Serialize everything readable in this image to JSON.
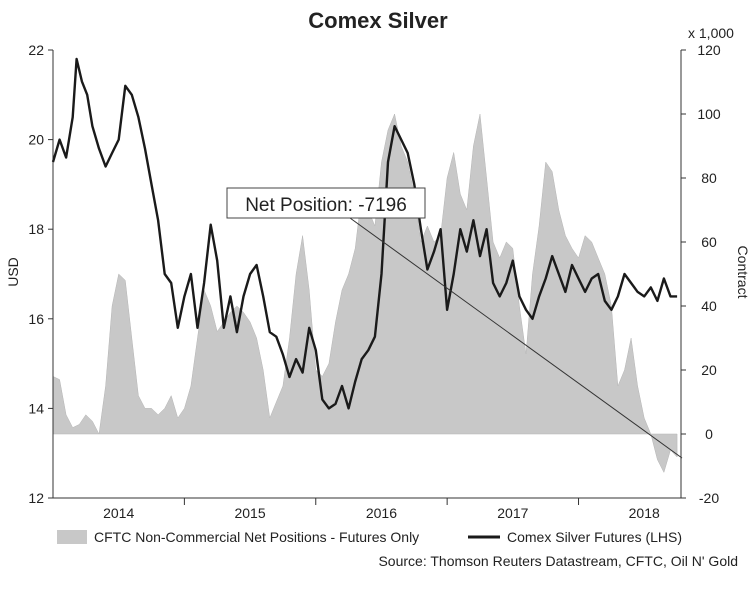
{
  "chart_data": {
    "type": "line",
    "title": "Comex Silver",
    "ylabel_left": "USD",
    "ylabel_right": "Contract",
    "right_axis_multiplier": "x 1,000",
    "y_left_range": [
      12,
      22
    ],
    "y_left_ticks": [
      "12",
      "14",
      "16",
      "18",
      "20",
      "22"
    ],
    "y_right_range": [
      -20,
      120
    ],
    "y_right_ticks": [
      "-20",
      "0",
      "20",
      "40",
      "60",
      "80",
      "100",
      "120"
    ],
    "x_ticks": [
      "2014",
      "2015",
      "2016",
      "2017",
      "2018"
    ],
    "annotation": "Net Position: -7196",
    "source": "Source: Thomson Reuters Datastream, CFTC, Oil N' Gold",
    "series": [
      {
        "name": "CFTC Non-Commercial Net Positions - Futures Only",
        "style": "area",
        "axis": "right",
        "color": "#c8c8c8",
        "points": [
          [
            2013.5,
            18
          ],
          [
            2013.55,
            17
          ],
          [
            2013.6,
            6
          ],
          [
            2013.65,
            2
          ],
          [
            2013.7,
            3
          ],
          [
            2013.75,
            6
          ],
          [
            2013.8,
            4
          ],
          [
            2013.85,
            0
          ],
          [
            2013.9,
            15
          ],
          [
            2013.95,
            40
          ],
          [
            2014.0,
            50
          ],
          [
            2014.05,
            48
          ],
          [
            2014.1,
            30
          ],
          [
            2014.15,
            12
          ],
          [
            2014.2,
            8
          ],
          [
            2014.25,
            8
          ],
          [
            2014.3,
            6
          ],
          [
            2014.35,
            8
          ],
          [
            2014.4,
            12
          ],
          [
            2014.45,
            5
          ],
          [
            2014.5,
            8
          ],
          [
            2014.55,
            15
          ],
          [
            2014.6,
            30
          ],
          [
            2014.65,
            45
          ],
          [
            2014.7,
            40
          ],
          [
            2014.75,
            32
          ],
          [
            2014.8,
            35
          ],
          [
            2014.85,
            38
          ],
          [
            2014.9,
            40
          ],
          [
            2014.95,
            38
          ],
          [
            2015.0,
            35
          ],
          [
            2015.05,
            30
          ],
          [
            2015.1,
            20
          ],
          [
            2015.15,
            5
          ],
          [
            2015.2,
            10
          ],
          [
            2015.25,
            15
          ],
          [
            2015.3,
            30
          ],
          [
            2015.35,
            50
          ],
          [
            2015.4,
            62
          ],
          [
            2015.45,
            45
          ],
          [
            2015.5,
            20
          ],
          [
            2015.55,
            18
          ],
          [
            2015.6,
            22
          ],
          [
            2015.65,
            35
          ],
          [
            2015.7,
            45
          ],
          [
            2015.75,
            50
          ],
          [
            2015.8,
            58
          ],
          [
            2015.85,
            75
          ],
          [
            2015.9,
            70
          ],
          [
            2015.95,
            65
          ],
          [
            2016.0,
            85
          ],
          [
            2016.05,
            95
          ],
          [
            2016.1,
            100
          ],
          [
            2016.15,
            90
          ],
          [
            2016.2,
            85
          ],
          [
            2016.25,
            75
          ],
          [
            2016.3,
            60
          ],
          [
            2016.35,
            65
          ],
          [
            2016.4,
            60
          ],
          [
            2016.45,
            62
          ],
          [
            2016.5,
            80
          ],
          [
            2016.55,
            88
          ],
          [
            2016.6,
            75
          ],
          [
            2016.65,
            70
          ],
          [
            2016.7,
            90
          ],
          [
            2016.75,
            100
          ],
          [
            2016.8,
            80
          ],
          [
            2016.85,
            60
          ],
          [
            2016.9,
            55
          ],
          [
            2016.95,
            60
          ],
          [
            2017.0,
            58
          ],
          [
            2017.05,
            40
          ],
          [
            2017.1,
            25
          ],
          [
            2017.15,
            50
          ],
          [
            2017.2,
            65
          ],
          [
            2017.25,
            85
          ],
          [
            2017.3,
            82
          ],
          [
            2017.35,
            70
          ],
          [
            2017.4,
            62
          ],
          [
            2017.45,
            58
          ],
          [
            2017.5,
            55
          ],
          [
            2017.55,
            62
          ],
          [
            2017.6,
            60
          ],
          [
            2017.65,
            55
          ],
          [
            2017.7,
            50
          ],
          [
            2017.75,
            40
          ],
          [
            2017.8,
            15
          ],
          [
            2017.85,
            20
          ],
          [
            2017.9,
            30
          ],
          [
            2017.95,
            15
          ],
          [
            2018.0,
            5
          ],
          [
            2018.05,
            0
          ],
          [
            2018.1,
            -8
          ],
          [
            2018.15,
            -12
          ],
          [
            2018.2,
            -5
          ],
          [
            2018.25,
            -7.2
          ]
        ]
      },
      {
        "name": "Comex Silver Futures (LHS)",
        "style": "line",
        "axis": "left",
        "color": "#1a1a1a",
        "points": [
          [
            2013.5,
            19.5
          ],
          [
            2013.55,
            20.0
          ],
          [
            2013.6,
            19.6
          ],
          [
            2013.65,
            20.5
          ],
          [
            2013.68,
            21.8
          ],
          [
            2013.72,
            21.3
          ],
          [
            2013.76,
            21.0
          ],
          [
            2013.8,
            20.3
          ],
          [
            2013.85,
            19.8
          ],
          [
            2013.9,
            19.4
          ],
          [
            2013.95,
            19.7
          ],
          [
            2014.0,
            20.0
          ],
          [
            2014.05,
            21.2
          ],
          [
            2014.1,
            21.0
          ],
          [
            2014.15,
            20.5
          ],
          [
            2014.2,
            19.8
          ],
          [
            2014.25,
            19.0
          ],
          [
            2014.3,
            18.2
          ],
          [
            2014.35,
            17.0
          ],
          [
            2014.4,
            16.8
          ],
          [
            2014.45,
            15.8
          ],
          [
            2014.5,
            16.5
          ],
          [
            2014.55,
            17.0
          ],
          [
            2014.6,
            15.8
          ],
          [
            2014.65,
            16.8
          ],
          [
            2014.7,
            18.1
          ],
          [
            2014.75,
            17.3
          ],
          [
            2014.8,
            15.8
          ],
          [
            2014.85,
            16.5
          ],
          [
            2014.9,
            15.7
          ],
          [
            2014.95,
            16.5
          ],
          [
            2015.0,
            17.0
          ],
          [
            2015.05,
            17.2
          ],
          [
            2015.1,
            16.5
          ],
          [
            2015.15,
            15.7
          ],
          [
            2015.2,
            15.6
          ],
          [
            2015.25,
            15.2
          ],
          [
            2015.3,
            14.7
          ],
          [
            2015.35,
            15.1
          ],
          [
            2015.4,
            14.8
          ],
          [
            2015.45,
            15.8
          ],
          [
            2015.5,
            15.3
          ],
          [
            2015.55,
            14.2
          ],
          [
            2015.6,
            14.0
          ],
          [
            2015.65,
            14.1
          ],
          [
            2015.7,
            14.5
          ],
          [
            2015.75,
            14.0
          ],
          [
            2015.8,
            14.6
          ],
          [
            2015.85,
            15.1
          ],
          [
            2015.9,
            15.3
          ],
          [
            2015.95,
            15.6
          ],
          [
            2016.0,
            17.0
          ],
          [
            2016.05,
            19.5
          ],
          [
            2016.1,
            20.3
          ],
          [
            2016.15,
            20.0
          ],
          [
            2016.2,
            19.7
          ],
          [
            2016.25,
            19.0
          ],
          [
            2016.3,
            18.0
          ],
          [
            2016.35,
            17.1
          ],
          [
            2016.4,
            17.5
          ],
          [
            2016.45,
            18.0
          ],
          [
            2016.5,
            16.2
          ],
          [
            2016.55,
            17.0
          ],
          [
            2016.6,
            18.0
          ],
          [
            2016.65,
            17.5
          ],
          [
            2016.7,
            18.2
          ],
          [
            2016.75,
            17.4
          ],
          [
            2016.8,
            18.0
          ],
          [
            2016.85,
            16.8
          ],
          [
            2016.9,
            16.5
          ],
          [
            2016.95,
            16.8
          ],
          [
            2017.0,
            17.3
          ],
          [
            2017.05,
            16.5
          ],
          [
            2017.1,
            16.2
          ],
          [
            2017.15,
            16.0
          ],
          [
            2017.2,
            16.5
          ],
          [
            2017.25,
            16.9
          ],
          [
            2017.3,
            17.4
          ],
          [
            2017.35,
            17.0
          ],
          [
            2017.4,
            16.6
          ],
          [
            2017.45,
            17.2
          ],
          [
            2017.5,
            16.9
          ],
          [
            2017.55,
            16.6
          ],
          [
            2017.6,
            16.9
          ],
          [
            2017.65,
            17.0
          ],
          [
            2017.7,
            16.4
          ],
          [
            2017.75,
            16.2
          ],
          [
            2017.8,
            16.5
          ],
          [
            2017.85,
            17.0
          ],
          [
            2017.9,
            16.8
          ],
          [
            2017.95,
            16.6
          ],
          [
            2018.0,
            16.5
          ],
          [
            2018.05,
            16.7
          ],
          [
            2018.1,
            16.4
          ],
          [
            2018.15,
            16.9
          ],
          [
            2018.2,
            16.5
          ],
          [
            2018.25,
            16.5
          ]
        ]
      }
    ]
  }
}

§ **REQUIRED WORK**: Gather up every line in the data above that contains the word "Silver", copying each one.

§ **RESULT OF THIS TASK**:
    "title": "Comex Silver",
        "name": "Comex Silver Futures (LHS)",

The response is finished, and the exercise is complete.